Task details: Leave the pictures out and print every record below exactly as it stands.

Dataset items:

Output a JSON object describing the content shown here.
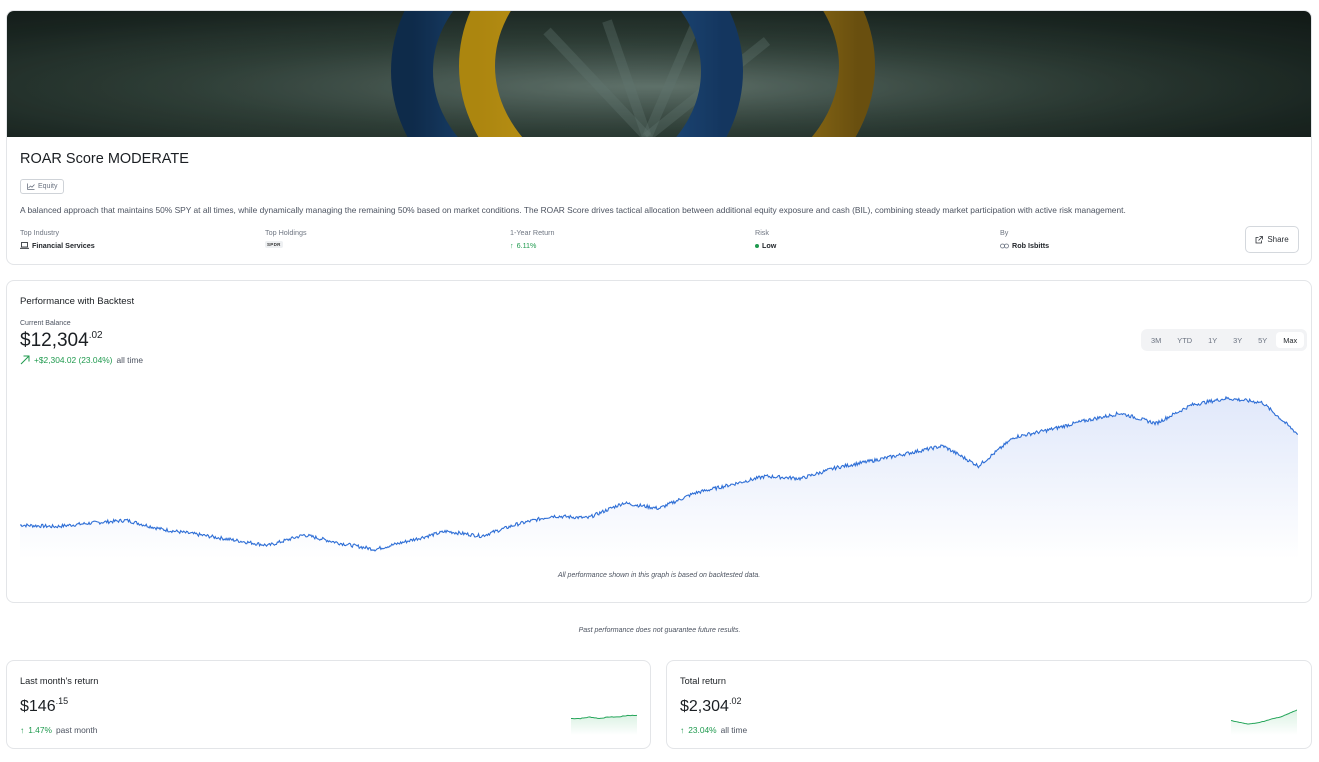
{
  "strategy": {
    "title": "ROAR Score MODERATE",
    "badge": "Equity",
    "description": "A balanced approach that maintains 50% SPY at all times, while dynamically managing the remaining 50% based on market conditions. The ROAR Score drives tactical allocation between additional equity exposure and cash (BIL), combining steady market participation with active risk management.",
    "stats": {
      "top_industry": {
        "label": "Top Industry",
        "value": "Financial Services"
      },
      "top_holdings": {
        "label": "Top Holdings",
        "value": "SPDR"
      },
      "one_year_return": {
        "label": "1-Year Return",
        "value": "6.11%"
      },
      "risk": {
        "label": "Risk",
        "value": "Low"
      },
      "by": {
        "label": "By",
        "value": "Rob Isbitts"
      }
    },
    "share_label": "Share"
  },
  "performance": {
    "title": "Performance with Backtest",
    "balance_label": "Current Balance",
    "balance_main": "$12,304",
    "balance_cents": ".02",
    "change_value": "+$2,304.02 (23.04%)",
    "change_period": "all time",
    "ranges": [
      "3M",
      "YTD",
      "1Y",
      "3Y",
      "5Y",
      "Max"
    ],
    "active_range": "Max",
    "disclaimer": "All performance shown in this graph is based on backtested data."
  },
  "past_performance_note": "Past performance does not guarantee future results.",
  "last_month": {
    "title": "Last month's return",
    "value_main": "$146",
    "value_cents": ".15",
    "change": "1.47%",
    "period": "past month"
  },
  "total_return": {
    "title": "Total return",
    "value_main": "$2,304",
    "value_cents": ".02",
    "change": "23.04%",
    "period": "all time"
  },
  "colors": {
    "line": "#2f6fd6",
    "area_top": "#e6ecfb",
    "positive": "#1f9a4e",
    "mini_line": "#25a55a"
  },
  "chart_data": [
    {
      "type": "area",
      "y_unit": "USD balance",
      "x": "time (backtest, oldest to newest)",
      "y": [
        10000,
        9960,
        10050,
        10120,
        9890,
        9760,
        9620,
        9480,
        9750,
        9540,
        9380,
        9610,
        9840,
        9720,
        10020,
        10230,
        10180,
        10560,
        10420,
        10810,
        11020,
        11240,
        11180,
        11460,
        11630,
        11820,
        12010,
        11500,
        12230,
        12420,
        12650,
        12840,
        12580,
        13050,
        13220,
        13110,
        12304
      ],
      "grid": false,
      "legend": "none"
    },
    {
      "type": "area",
      "name": "last-month-sparkline",
      "y": [
        0.5,
        0.5,
        0.51,
        0.5,
        0.51,
        0.51,
        0.52,
        0.52
      ],
      "grid": false,
      "legend": "none"
    },
    {
      "type": "area",
      "name": "total-return-sparkline",
      "y": [
        0.4,
        0.38,
        0.36,
        0.37,
        0.39,
        0.42,
        0.44,
        0.48,
        0.52
      ],
      "grid": false,
      "legend": "none"
    }
  ]
}
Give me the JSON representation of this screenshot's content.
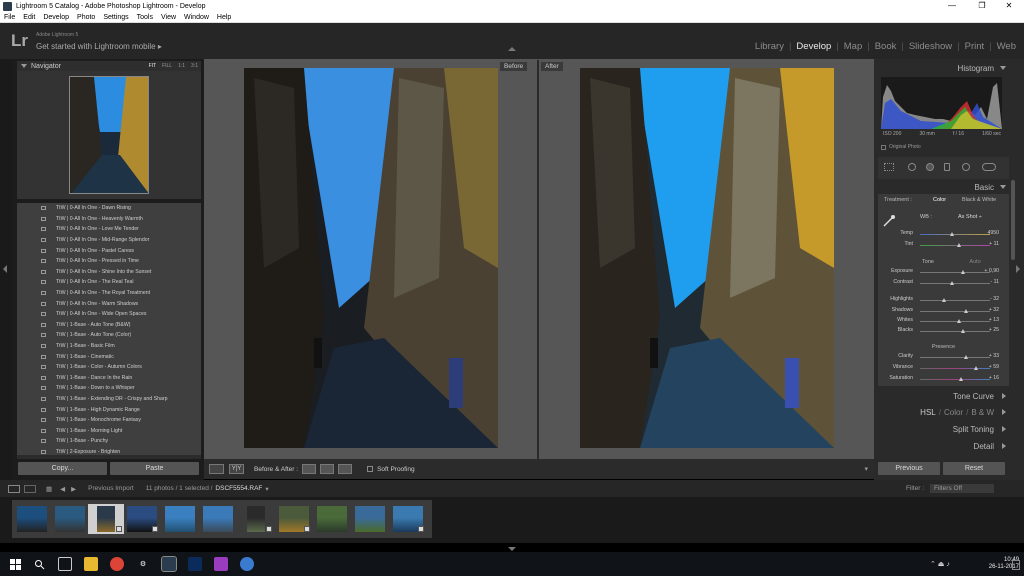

Answer to this task:
Output a JSON object describing the content shown here.
{
  "strategy": {
    "title": "ROAR Score MODERATE",
    "badge": "Equity",
    "description": "A balanced approach that maintains 50% SPY at all times, while dynamically managing the remaining 50% based on market conditions. The ROAR Score drives tactical allocation between additional equity exposure and cash (BIL), combining steady market participation with active risk management.",
    "stats": {
      "top_industry": {
        "label": "Top Industry",
        "value": "Financial Services"
      },
      "top_holdings": {
        "label": "Top Holdings",
        "value": "SPDR"
      },
      "one_year_return": {
        "label": "1-Year Return",
        "value": "6.11%"
      },
      "risk": {
        "label": "Risk",
        "value": "Low"
      },
      "by": {
        "label": "By",
        "value": "Rob Isbitts"
      }
    },
    "share_label": "Share"
  },
  "performance": {
    "title": "Performance with Backtest",
    "balance_label": "Current Balance",
    "balance_main": "$12,304",
    "balance_cents": ".02",
    "change_value": "+$2,304.02 (23.04%)",
    "change_period": "all time",
    "ranges": [
      "3M",
      "YTD",
      "1Y",
      "3Y",
      "5Y",
      "Max"
    ],
    "active_range": "Max",
    "disclaimer": "All performance shown in this graph is based on backtested data."
  },
  "past_performance_note": "Past performance does not guarantee future results.",
  "last_month": {
    "title": "Last month's return",
    "value_main": "$146",
    "value_cents": ".15",
    "change": "1.47%",
    "period": "past month"
  },
  "total_return": {
    "title": "Total return",
    "value_main": "$2,304",
    "value_cents": ".02",
    "change": "23.04%",
    "period": "all time"
  },
  "colors": {
    "line": "#2f6fd6",
    "area_top": "#e6ecfb",
    "positive": "#1f9a4e",
    "mini_line": "#25a55a"
  },
  "chart_data": [
    {
      "type": "area",
      "y_unit": "USD balance",
      "x": "time (backtest, oldest to newest)",
      "y": [
        10000,
        9960,
        10050,
        10120,
        9890,
        9760,
        9620,
        9480,
        9750,
        9540,
        9380,
        9610,
        9840,
        9720,
        10020,
        10230,
        10180,
        10560,
        10420,
        10810,
        11020,
        11240,
        11180,
        11460,
        11630,
        11820,
        12010,
        11500,
        12230,
        12420,
        12650,
        12840,
        12580,
        13050,
        13220,
        13110,
        12304
      ],
      "grid": false,
      "legend": "none"
    },
    {
      "type": "area",
      "name": "last-month-sparkline",
      "y": [
        0.5,
        0.5,
        0.51,
        0.5,
        0.51,
        0.51,
        0.52,
        0.52
      ],
      "grid": false,
      "legend": "none"
    },
    {
      "type": "area",
      "name": "total-return-sparkline",
      "y": [
        0.4,
        0.38,
        0.36,
        0.37,
        0.39,
        0.42,
        0.44,
        0.48,
        0.52
      ],
      "grid": false,
      "legend": "none"
    }
  ]
}
Give me the JSON representation of this screenshot's content.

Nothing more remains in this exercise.